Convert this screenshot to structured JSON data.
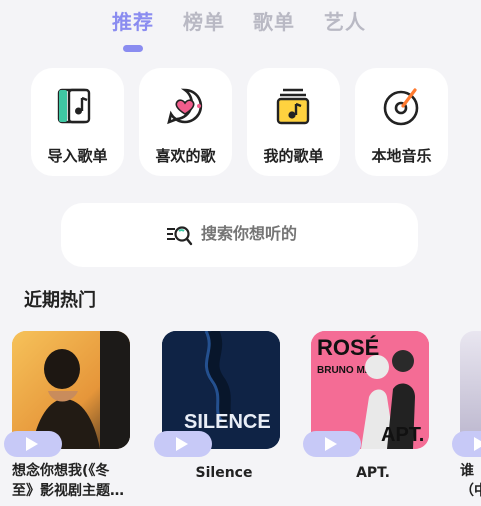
{
  "tabs": [
    {
      "label": "推荐",
      "active": true
    },
    {
      "label": "榜单",
      "active": false
    },
    {
      "label": "歌单",
      "active": false
    },
    {
      "label": "艺人",
      "active": false
    }
  ],
  "quick_actions": [
    {
      "label": "导入歌单",
      "icon": "import-playlist-icon"
    },
    {
      "label": "喜欢的歌",
      "icon": "heart-chat-icon"
    },
    {
      "label": "我的歌单",
      "icon": "playlist-icon"
    },
    {
      "label": "本地音乐",
      "icon": "local-disc-icon"
    }
  ],
  "search": {
    "placeholder": "搜索你想听的"
  },
  "section": {
    "title": "近期热门"
  },
  "songs": [
    {
      "title_line1": "想念你想我(《冬",
      "title_line2": "至》影视剧主题…",
      "cover_text": ""
    },
    {
      "title": "Silence",
      "cover_text": "SILENCE"
    },
    {
      "title": "APT.",
      "cover_text_top": "ROSÉ",
      "cover_text_mid": "BRUNO MARS",
      "cover_text_bottom": "APT."
    },
    {
      "title_line1": "谁",
      "title_line2": "（中"
    }
  ],
  "colors": {
    "accent": "#8a8cf0",
    "inactive_tab": "#b9b9c4",
    "background": "#f4f4f7",
    "play_pill": "#c7c9f7"
  }
}
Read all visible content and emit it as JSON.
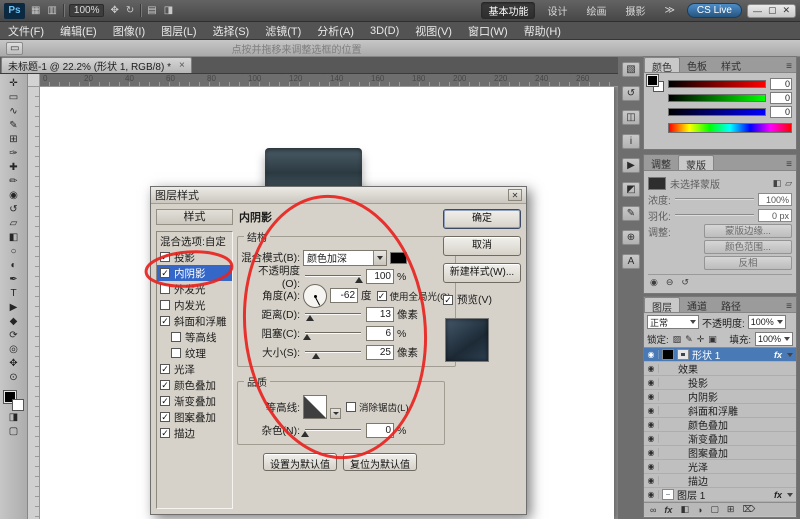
{
  "accent": {
    "annotation_red": "#e8231f",
    "selection_blue": "#3467c8"
  },
  "titlebar": {
    "logo": "Ps",
    "icons": [
      {
        "name": "bridge",
        "glyph": "▦"
      },
      {
        "name": "view-extras",
        "glyph": "▥"
      },
      {
        "name": "hand",
        "glyph": "✥"
      },
      {
        "name": "rotate-view",
        "glyph": "↻"
      },
      {
        "name": "arrange-documents",
        "glyph": "▤"
      },
      {
        "name": "screen-mode",
        "glyph": "◨"
      }
    ],
    "zoom_level": "100%",
    "workspaces": [
      "基本功能",
      "设计",
      "绘画",
      "摄影"
    ],
    "overflow": "≫",
    "cslive": "CS Live",
    "window_controls": [
      "—",
      "▢",
      "✕"
    ]
  },
  "menubar": {
    "items": [
      "文件(F)",
      "编辑(E)",
      "图像(I)",
      "图层(L)",
      "选择(S)",
      "滤镜(T)",
      "分析(A)",
      "3D(D)",
      "视图(V)",
      "窗口(W)",
      "帮助(H)"
    ]
  },
  "optionsbar": {
    "tool_glyph": "▭",
    "hint": "点按并拖移来调整选框的位置"
  },
  "document": {
    "tab_title": "未标题-1 @ 22.2% (形状 1, RGB/8) *",
    "tab_close": "×",
    "ruler_ticks": [
      "0",
      "20",
      "40",
      "60",
      "80",
      "100",
      "120",
      "140",
      "160",
      "180",
      "200",
      "220",
      "240",
      "260"
    ]
  },
  "toolbar": {
    "tools": [
      {
        "name": "move",
        "glyph": "✛"
      },
      {
        "name": "marquee",
        "glyph": "▭"
      },
      {
        "name": "lasso",
        "glyph": "∿"
      },
      {
        "name": "quick-selection",
        "glyph": "✎"
      },
      {
        "name": "crop",
        "glyph": "⊞"
      },
      {
        "name": "eyedropper",
        "glyph": "✑"
      },
      {
        "name": "healing-brush",
        "glyph": "✚"
      },
      {
        "name": "brush",
        "glyph": "✏"
      },
      {
        "name": "clone-stamp",
        "glyph": "◉"
      },
      {
        "name": "history-brush",
        "glyph": "↺"
      },
      {
        "name": "eraser",
        "glyph": "▱"
      },
      {
        "name": "gradient",
        "glyph": "◧"
      },
      {
        "name": "blur",
        "glyph": "○"
      },
      {
        "name": "dodge",
        "glyph": "◐"
      },
      {
        "name": "pen",
        "glyph": "✒"
      },
      {
        "name": "type",
        "glyph": "T"
      },
      {
        "name": "path-selection",
        "glyph": "▶"
      },
      {
        "name": "shape",
        "glyph": "◆"
      },
      {
        "name": "3d-rotate",
        "glyph": "⟳"
      },
      {
        "name": "3d-orbit",
        "glyph": "◎"
      },
      {
        "name": "hand",
        "glyph": "✥"
      },
      {
        "name": "zoom",
        "glyph": "⊙"
      }
    ],
    "extra": [
      {
        "name": "quick-mask",
        "glyph": "◨"
      },
      {
        "name": "screen-mode",
        "glyph": "▢"
      }
    ]
  },
  "dialog": {
    "title": "图层样式",
    "close": "✕",
    "styles_header": "样式",
    "blending_row": "混合选项:自定",
    "style_items": [
      {
        "label": "投影",
        "check": "✓"
      },
      {
        "label": "内阴影",
        "check": "✓"
      },
      {
        "label": "外发光",
        "check": ""
      },
      {
        "label": "内发光",
        "check": ""
      },
      {
        "label": "斜面和浮雕",
        "check": "✓"
      },
      {
        "label": "等高线",
        "check": ""
      },
      {
        "label": "纹理",
        "check": ""
      },
      {
        "label": "光泽",
        "check": "✓"
      },
      {
        "label": "颜色叠加",
        "check": "✓"
      },
      {
        "label": "渐变叠加",
        "check": "✓"
      },
      {
        "label": "图案叠加",
        "check": "✓"
      },
      {
        "label": "描边",
        "check": "✓"
      }
    ],
    "panel_title": "内阴影",
    "structure": {
      "legend": "结构",
      "blend_mode_label": "混合模式(B):",
      "blend_mode_value": "颜色加深",
      "opacity_label": "不透明度(O):",
      "opacity_value": "100",
      "opacity_unit": "%",
      "angle_label": "角度(A):",
      "angle_value": "-62",
      "angle_unit": "度",
      "global_light_check": "✓",
      "global_light_label": "使用全局光(G)",
      "distance_label": "距离(D):",
      "distance_value": "13",
      "distance_unit": "像素",
      "choke_label": "阻塞(C):",
      "choke_value": "6",
      "choke_unit": "%",
      "size_label": "大小(S):",
      "size_value": "25",
      "size_unit": "像素"
    },
    "quality": {
      "legend": "品质",
      "contour_label": "等高线:",
      "antialias_check": "",
      "antialias_label": "消除锯齿(L)",
      "noise_label": "杂色(N):",
      "noise_value": "0",
      "noise_unit": "%"
    },
    "set_default": "设置为默认值",
    "reset_default": "复位为默认值",
    "ok": "确定",
    "cancel": "取消",
    "new_style": "新建样式(W)...",
    "preview_check": "✓",
    "preview_label": "预览(V)"
  },
  "panels": {
    "icon_strip": [
      {
        "name": "mini-bridge",
        "glyph": "▧"
      },
      {
        "name": "history",
        "glyph": "↺"
      },
      {
        "name": "layer-comps",
        "glyph": "◫"
      },
      {
        "name": "info",
        "glyph": "i"
      },
      {
        "name": "actions",
        "glyph": "▶"
      },
      {
        "name": "styles",
        "glyph": "◩"
      },
      {
        "name": "brush-presets",
        "glyph": "✎"
      },
      {
        "name": "clone-source",
        "glyph": "⊕"
      },
      {
        "name": "character",
        "glyph": "A"
      }
    ],
    "color": {
      "tabs": [
        "颜色",
        "色板",
        "样式"
      ],
      "menu_icon": "≡",
      "values": [
        "0",
        "0",
        "0"
      ]
    },
    "masks": {
      "tabs": [
        "调整",
        "蒙版"
      ],
      "menu_icon": "≡",
      "title": "未选择蒙版",
      "add_icons": [
        "◧",
        "▱"
      ],
      "density_label": "浓度:",
      "density_value": "100%",
      "feather_label": "羽化:",
      "feather_value": "0 px",
      "adjust_label": "调整:",
      "mask_edge": "蒙版边缘...",
      "color_range": "颜色范围...",
      "invert": "反相",
      "footer_icons": [
        "◉",
        "⊖",
        "↺"
      ]
    },
    "layers": {
      "tabs": [
        "图层",
        "通道",
        "路径"
      ],
      "menu_icon": "≡",
      "blend_mode": "正常",
      "opacity_label": "不透明度:",
      "opacity_value": "100%",
      "lock_label": "锁定:",
      "lock_icons": [
        "▨",
        "✎",
        "✛",
        "▣"
      ],
      "fill_label": "填充:",
      "fill_value": "100%",
      "rows": {
        "eye": "◉",
        "shape_name": "形状 1",
        "fx": "fx",
        "effects_header": "效果",
        "effects": [
          "投影",
          "内阴影",
          "斜面和浮雕",
          "颜色叠加",
          "渐变叠加",
          "图案叠加",
          "光泽",
          "描边"
        ],
        "layer1_name": "图层 1"
      },
      "footer_icons": [
        "∞",
        "fx",
        "◧",
        "◑",
        "▢",
        "⊞",
        "⌦"
      ]
    }
  }
}
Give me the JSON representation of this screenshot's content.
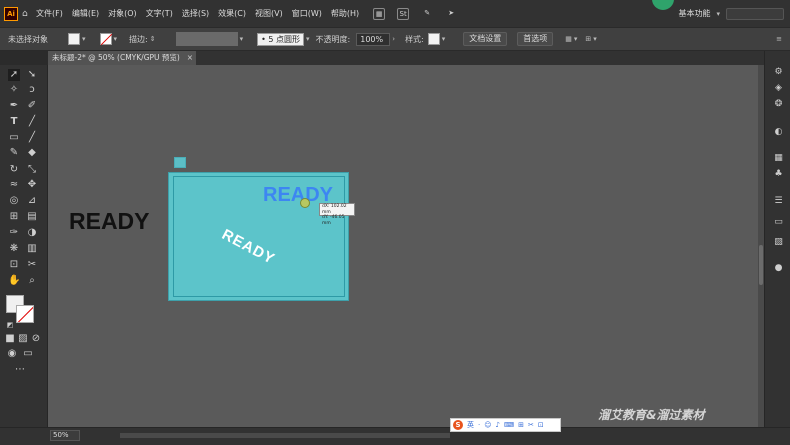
{
  "menubar": {
    "app_logo": "Ai",
    "items": [
      "文件(F)",
      "编辑(E)",
      "对象(O)",
      "文字(T)",
      "选择(S)",
      "效果(C)",
      "视图(V)",
      "窗口(W)",
      "帮助(H)"
    ],
    "quick_icons": [
      "grid-icon",
      "St",
      "brush-icon",
      "send-icon"
    ],
    "workspace_label": "基本功能"
  },
  "controlbar": {
    "selection_label": "未选择对象",
    "stroke_label": "描边:",
    "brush_size": "5 点圆形",
    "opacity_label": "不透明度:",
    "opacity_value": "100%",
    "style_label": "样式:",
    "document_setup": "文档设置",
    "preferences": "首选项"
  },
  "tab": {
    "title": "未标题-2* @ 50% (CMYK/GPU 预览)",
    "close": "×"
  },
  "canvas": {
    "text_left": "READY",
    "text_blue": "READY",
    "text_rotated": "READY",
    "tooltip_line1": "dX: 102.02 mm",
    "tooltip_line2": "dY: -46.05 mm",
    "colors": {
      "pasteboard": "#5a5a5a",
      "artboard_fill": "#5cc4ca",
      "blue_text": "#3d86f2",
      "white_text": "#ffffff",
      "black_text": "#111111"
    }
  },
  "statusbar": {
    "zoom": "50%"
  },
  "ime": {
    "logo": "S",
    "items": [
      "英",
      "·",
      "☺",
      "♪",
      "⌨",
      "⊞",
      "✂",
      "⊡"
    ]
  },
  "watermark": "溜艾教育&溜过素材"
}
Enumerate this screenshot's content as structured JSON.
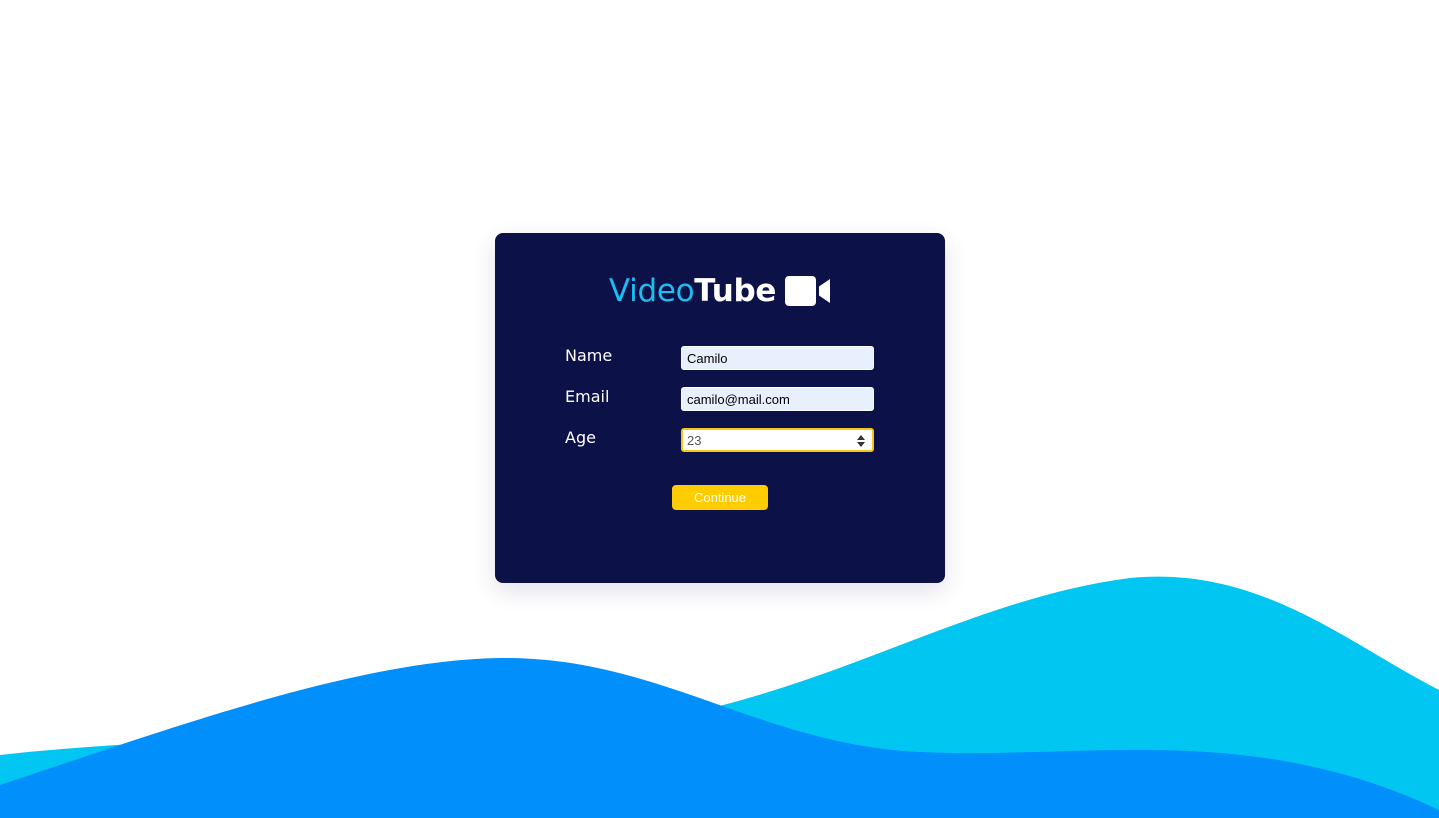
{
  "brand": {
    "name_part_1": "Video",
    "name_part_2": "Tube",
    "icon": "video-camera-icon"
  },
  "form": {
    "fields": [
      {
        "label": "Name",
        "value": "Camilo",
        "type": "text"
      },
      {
        "label": "Email",
        "value": "camilo@mail.com",
        "type": "email"
      },
      {
        "label": "Age",
        "value": "23",
        "type": "number"
      }
    ],
    "submit_label": "Continue"
  },
  "colors": {
    "card_background": "#0c1147",
    "brand_accent": "#1cbdf0",
    "button": "#ffcc00",
    "focus_border": "#f5c518",
    "wave_light": "#00c6f1",
    "wave_dark": "#008ffb"
  }
}
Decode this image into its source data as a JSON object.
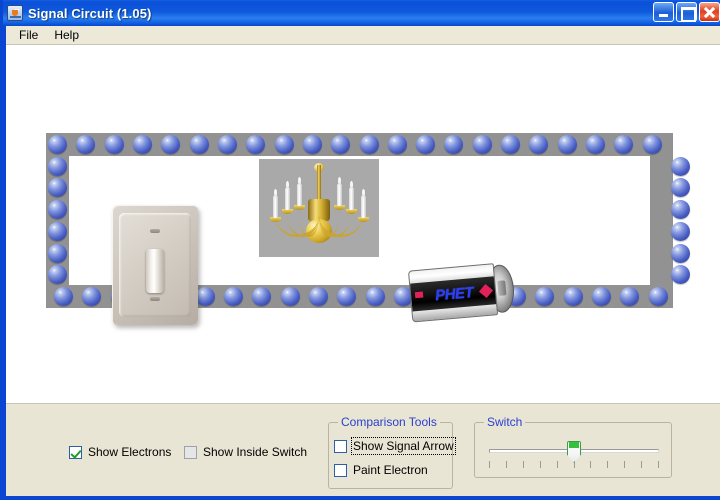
{
  "window": {
    "title": "Signal Circuit (1.05)",
    "icon": "java-coffee-cup-icon",
    "buttons": {
      "minimize": "Minimize",
      "maximize": "Maximize",
      "close": "Close"
    }
  },
  "menubar": {
    "items": [
      {
        "label": "File"
      },
      {
        "label": "Help"
      }
    ]
  },
  "canvas": {
    "circuit": {
      "switch_label": "light-switch",
      "bulb_label": "chandelier-lamp",
      "battery_label": "PHET",
      "electron_count_top": 22,
      "electron_count_bottom": 22,
      "electron_count_left": 6,
      "electron_count_right": 6
    }
  },
  "controls": {
    "show_electrons": {
      "label": "Show Electrons",
      "checked": true
    },
    "show_inside_switch": {
      "label": "Show Inside Switch",
      "checked": false,
      "disabled": true
    },
    "comparison_tools": {
      "title": "Comparison Tools",
      "items": [
        {
          "label": "Show Signal Arrow",
          "checked": false,
          "focused": true
        },
        {
          "label": "Paint Electron",
          "checked": false,
          "focused": false
        }
      ]
    },
    "switch_slider": {
      "title": "Switch",
      "value": 50,
      "min": 0,
      "max": 100,
      "tick_count": 11
    }
  },
  "colors": {
    "titlebar": "#0e59dd",
    "panel_bg": "#e9e5d4",
    "wire": "#929292",
    "electron": "#4a5fc4",
    "group_title": "#2a3fd0",
    "check_mark": "#1f9c2e",
    "slider_accent": "#35c03e",
    "battery_text": "#2b3df5"
  }
}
════
Using the listing above, gather each line that holds the string "playlist" and copy it.

      "icon": "import-playlist-icon"
      "icon": "playlist-icon"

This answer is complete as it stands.